● Task objective
Filter the records for lines holding the string "ECMWF".

* Start Records supplied *

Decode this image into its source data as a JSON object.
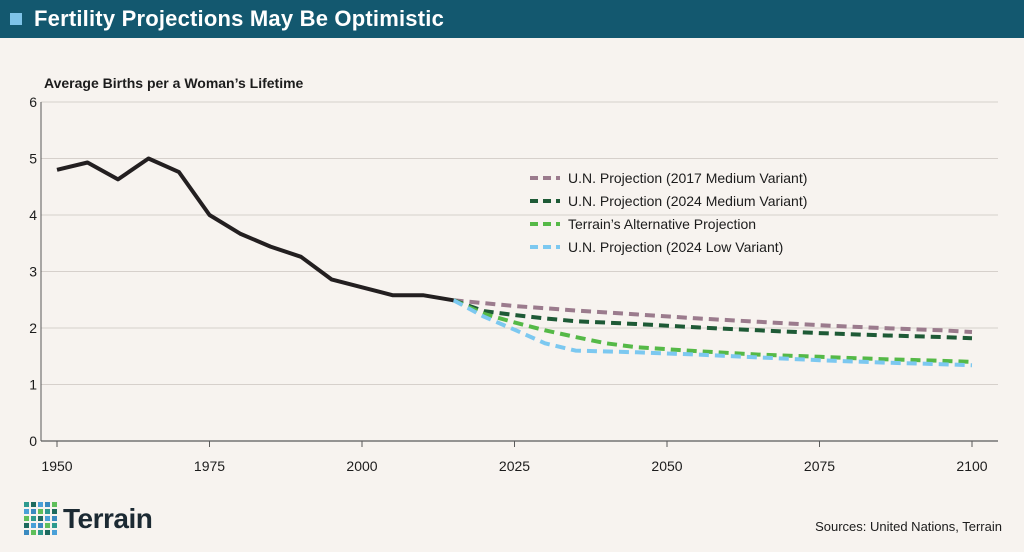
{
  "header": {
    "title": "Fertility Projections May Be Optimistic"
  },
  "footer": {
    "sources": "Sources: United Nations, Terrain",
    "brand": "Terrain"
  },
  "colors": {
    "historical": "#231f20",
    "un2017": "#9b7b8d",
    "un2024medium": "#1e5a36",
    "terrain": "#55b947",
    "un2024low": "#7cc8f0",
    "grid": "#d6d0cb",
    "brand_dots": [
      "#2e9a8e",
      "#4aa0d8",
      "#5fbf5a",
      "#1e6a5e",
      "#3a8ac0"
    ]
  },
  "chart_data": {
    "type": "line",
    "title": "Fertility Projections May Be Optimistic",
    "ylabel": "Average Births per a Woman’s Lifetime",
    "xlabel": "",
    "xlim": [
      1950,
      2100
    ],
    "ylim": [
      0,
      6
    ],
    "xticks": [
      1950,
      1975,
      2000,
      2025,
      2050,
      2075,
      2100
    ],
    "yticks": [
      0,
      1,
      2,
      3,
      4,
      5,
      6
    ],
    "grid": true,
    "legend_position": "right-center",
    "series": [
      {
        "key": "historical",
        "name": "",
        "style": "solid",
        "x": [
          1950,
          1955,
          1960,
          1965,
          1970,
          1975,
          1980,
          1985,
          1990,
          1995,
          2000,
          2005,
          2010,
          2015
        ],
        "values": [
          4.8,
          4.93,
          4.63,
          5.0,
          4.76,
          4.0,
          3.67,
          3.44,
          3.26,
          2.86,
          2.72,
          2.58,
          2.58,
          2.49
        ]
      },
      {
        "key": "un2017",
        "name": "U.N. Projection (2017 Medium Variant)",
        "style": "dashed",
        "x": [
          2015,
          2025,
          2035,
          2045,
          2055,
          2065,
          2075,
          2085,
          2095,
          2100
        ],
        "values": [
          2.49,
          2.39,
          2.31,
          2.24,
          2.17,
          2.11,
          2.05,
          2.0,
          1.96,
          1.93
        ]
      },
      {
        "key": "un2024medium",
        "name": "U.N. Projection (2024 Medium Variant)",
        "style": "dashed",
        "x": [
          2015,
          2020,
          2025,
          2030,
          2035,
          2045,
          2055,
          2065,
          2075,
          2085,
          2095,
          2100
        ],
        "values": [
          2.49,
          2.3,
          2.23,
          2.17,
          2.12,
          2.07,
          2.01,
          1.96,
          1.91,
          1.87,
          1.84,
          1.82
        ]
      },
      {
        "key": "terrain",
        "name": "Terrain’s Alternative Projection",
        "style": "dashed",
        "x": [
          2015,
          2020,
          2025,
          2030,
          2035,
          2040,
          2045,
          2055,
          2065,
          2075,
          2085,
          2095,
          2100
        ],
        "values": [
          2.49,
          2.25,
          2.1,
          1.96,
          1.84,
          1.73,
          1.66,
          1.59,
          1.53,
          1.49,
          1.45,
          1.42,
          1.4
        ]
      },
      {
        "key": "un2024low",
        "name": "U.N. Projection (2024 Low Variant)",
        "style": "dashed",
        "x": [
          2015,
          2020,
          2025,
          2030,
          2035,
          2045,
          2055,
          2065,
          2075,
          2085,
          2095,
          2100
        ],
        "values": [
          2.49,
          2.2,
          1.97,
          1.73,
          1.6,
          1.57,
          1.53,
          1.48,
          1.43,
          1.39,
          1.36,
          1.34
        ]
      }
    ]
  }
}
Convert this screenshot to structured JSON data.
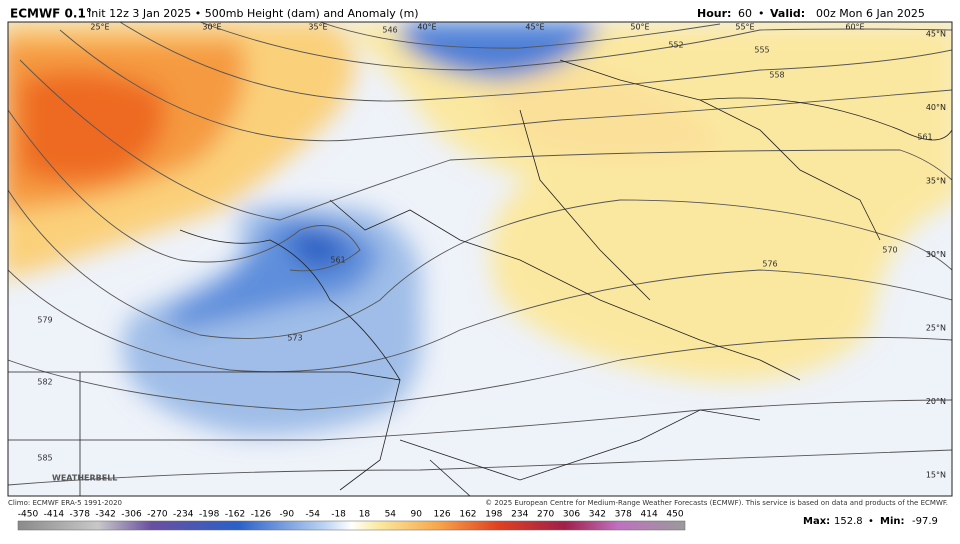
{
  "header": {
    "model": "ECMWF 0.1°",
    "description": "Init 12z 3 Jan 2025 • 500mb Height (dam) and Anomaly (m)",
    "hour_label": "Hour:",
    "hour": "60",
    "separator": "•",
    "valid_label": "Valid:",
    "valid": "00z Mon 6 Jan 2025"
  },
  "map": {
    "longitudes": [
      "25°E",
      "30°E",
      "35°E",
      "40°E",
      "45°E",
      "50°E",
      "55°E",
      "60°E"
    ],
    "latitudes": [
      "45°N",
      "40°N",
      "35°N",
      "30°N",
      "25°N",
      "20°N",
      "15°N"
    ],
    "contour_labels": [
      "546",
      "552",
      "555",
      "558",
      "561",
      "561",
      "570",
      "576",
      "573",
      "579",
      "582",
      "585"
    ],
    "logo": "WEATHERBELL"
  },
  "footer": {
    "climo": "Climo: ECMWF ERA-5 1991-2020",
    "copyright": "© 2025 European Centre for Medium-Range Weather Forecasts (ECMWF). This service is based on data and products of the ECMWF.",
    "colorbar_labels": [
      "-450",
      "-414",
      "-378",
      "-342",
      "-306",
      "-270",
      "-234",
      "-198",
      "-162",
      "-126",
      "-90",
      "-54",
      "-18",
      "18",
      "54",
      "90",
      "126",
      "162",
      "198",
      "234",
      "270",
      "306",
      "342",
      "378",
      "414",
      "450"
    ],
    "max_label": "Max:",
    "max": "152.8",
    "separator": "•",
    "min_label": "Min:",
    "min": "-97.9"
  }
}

* End Records supplied *

● Solved problem
    "model": "ECMWF 0.1°",
    "climo": "Climo: ECMWF ERA-5 1991-2020",
    "copyright": "© 2025 European Centre for Medium-Range Weather Forecasts (ECMWF). This service is based on data and products of the ECMWF.",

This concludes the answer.